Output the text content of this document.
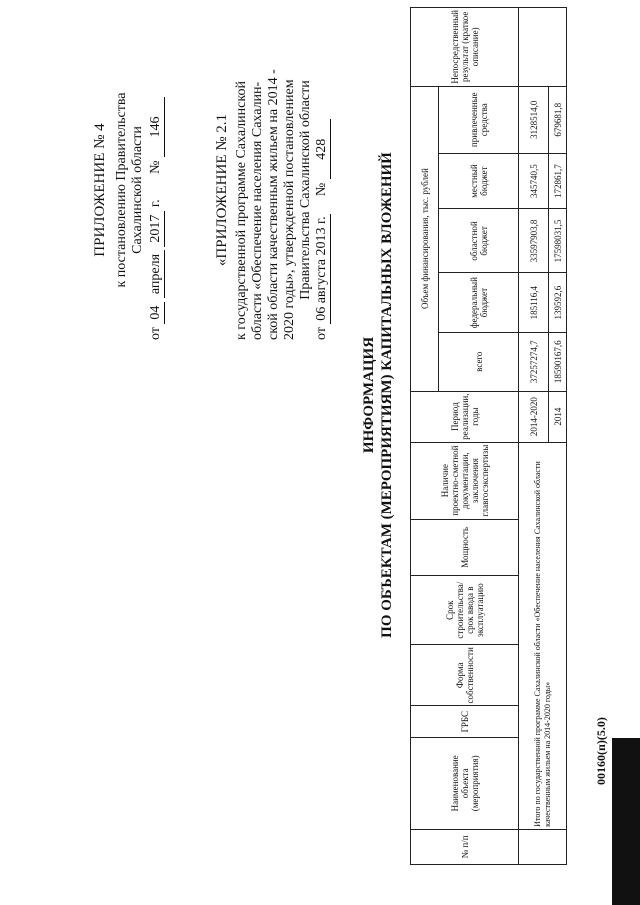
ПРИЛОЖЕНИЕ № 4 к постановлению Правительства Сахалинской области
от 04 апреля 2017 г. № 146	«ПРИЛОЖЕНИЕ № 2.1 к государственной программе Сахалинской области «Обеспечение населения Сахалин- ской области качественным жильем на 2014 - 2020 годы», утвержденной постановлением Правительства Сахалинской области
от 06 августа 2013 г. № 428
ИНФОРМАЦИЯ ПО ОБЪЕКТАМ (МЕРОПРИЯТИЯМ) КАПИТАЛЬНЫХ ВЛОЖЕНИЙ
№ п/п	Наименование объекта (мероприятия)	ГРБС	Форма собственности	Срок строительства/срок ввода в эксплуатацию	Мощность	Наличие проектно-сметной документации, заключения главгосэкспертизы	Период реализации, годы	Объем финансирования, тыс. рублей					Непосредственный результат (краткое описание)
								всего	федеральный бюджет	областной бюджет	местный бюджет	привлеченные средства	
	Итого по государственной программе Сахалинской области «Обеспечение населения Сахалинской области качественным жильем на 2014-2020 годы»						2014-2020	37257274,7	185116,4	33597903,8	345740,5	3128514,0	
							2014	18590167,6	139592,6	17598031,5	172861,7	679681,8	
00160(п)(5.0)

◇ ◇ ◇ ◇ ◇

**What is required**
Images must not appear in the copy; reproduce everything else in the records verbatim.

**Task output**
Output the text content of this document.
ПРИЛОЖЕНИЕ № 4 к постановлению Правительства Сахалинской области
от 04 апреля 2017 г. № 146	«ПРИЛОЖЕНИЕ № 2.1 к государственной программе Сахалинской области «Обеспечение населения Сахалин- ской области качественным жильем на 2014 - 2020 годы», утвержденной постановлением Правительства Сахалинской области
от 06 августа 2013 г. № 428
ИНФОРМАЦИЯ ПО ОБЪЕКТАМ (МЕРОПРИЯТИЯМ) КАПИТАЛЬНЫХ ВЛОЖЕНИЙ
№ п/п	Наименование объекта (мероприятия)	ГРБС	Форма собственности	Срок строительства/срок ввода в эксплуатацию	Мощность	Наличие проектно-сметной документации, заключения главгосэкспертизы	Период реализации, годы	Объем финансирования, тыс. рублей					Непосредственный результат (краткое описание)
								всего	федеральный бюджет	областной бюджет	местный бюджет	привлеченные средства	
	Итого по государственной программе Сахалинской области «Обеспечение населения Сахалинской области качественным жильем на 2014-2020 годы»						2014-2020	37257274,7	185116,4	33597903,8	345740,5	3128514,0	
							2014	18590167,6	139592,6	17598031,5	172861,7	679681,8	
00160(п)(5.0)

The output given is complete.